▶ **ACTIONS TO TAKE**
[1] Summarize the passage on account abstraction in mobile apps in two sentences.
[2] Answer these questions from the passage on account abstraction in mobile apps.
(a) What two things cause the worst drop-off on a phone?
(b) What is used for signing instead of a seed phrase?
(c) By how much did Telos zkWallet cut transaction latency?
[3] Carry on with the passage on account abstraction in mobile apps from the point where it stops.

▶ **PASSAGE TO READ**
= Beginning of Section =
Can you build account abstraction into a mobile app?
Yes, mobile is where account abstraction matters most, because seed phrases and gas top-ups cause the worst drop-off on a phone. We build the wallet experience for iOS and Android-integrated products: passkey or device-key signing instead of a seed phrase, gasless first actions so the app works before a user funds anything, and recovery flows that fit a phone rather than a desk. The smart account, the sponsorship backend, and the mobile UX are designed as one system, not a screen bolted onto a contract. We have shipped full production wallets: Telos zkWallet bundled smart contracts, relayer services, and indexing infrastructure into a cross-platform app with native proof generation that cut transaction latency by up to 80%. So we treat a wallet as a product with real infrastructure behind it, and apply that same discipline to account-abstraction mobile work: contract, backend, and UX delivered together.
Have you built ERC-4337 systems in production?
= End of Section =
▶ **STUDY MATERIAL**
= Beginning of Section =
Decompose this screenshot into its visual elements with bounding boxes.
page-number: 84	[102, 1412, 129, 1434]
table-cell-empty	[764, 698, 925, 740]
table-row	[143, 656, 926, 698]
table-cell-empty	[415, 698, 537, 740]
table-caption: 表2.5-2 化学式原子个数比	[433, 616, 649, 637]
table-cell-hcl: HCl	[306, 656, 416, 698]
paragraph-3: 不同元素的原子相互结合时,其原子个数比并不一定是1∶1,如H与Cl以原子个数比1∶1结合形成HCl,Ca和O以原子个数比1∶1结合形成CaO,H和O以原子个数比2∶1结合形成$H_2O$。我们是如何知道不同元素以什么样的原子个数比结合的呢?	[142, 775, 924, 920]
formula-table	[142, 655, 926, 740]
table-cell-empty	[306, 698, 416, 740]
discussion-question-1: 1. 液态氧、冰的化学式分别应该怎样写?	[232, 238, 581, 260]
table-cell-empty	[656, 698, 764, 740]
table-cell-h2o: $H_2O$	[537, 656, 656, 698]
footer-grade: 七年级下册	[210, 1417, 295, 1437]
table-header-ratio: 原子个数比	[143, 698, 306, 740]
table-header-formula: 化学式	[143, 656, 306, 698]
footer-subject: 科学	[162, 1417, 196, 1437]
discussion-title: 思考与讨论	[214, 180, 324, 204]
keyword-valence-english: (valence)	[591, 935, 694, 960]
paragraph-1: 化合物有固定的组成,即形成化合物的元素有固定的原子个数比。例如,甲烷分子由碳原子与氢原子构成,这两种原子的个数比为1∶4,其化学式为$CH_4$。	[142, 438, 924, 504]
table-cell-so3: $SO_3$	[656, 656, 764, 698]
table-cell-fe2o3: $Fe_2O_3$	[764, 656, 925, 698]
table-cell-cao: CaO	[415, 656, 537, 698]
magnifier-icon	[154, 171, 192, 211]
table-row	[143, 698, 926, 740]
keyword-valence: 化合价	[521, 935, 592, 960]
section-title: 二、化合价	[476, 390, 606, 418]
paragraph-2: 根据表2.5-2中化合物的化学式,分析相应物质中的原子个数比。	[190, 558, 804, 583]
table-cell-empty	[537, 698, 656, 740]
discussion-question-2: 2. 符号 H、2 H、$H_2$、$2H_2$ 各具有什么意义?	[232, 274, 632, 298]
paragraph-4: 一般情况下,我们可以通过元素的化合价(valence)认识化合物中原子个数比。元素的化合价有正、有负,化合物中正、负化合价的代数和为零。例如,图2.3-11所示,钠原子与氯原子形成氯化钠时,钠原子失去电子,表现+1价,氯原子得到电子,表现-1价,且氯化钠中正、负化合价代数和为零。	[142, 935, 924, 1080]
= End of Section =
▶ **SOLVED TASKS**
[1] Mobile is where account abstraction matters most because seed phrases and gas top-ups cause the worst drop-off on a phone, so the wallet experience uses passkey or device-key signing, gasless first actions, and recovery flows that fit a phone. The smart account, sponsorship backend, and mobile UX are designed as one system, and the team has shipped full production wallets such as Telos zkWallet, whose native proof generation cut transaction latency by up to 80%.

[2]
(a) Seed phrases and gas top-ups.
(b) Passkey or device-key signing.
(c) By up to 80%.

[3]
At the smart-account layer, yes, extensively. We helped build Safe, the smart-account wallet that pioneered account abstraction on EVM and today secures $2B+ across 120+ EVM networks, and we shipped Telos zkWallet, a full production wallet with relayer and indexing infrastructure and native proof generation. We also maintain Solhint, the open-source Solidity linter used by 1M+ developers, so the contracts behind your accounts are held to the standard we set for the ecosystem. ERC-4337 sits on exactly the wallet, contract, and infrastructure layers we already run in production. We scope new account-abstraction work as an implementation engagement grounded in that smart-account and wallet experience (paymasters, session keys, social recovery, and mobile UX delivered as a shipped product) rather than as a research exercise starting from a blank page. The hard parts are ones we have already run at scale.
How long does account abstraction integration take?
It depends on scope. A single capability (gasless onboarding or session keys) is typically a matter of weeks, while a full smart-account stack with mobile UX takes longer. We run every engagement in three phases. Design is an AA readiness review: we map the UX flow, select which account-abstraction capabilities you actually need (gasless, session keys, recovery), and agree the security model, producing a scoped capability and architecture plan. Build delivers the smart-account contracts, the paymaster, and the off-chain services, integrated and tested with the mobile flows wired in. Launch covers rollout and handover, with the contracts hardened ahead of any external audit. Because we ship from smart-account patterns we already run rather than inventing them, the timeline is driven by your capability set, not foundational research, and we confirm it after the readiness review.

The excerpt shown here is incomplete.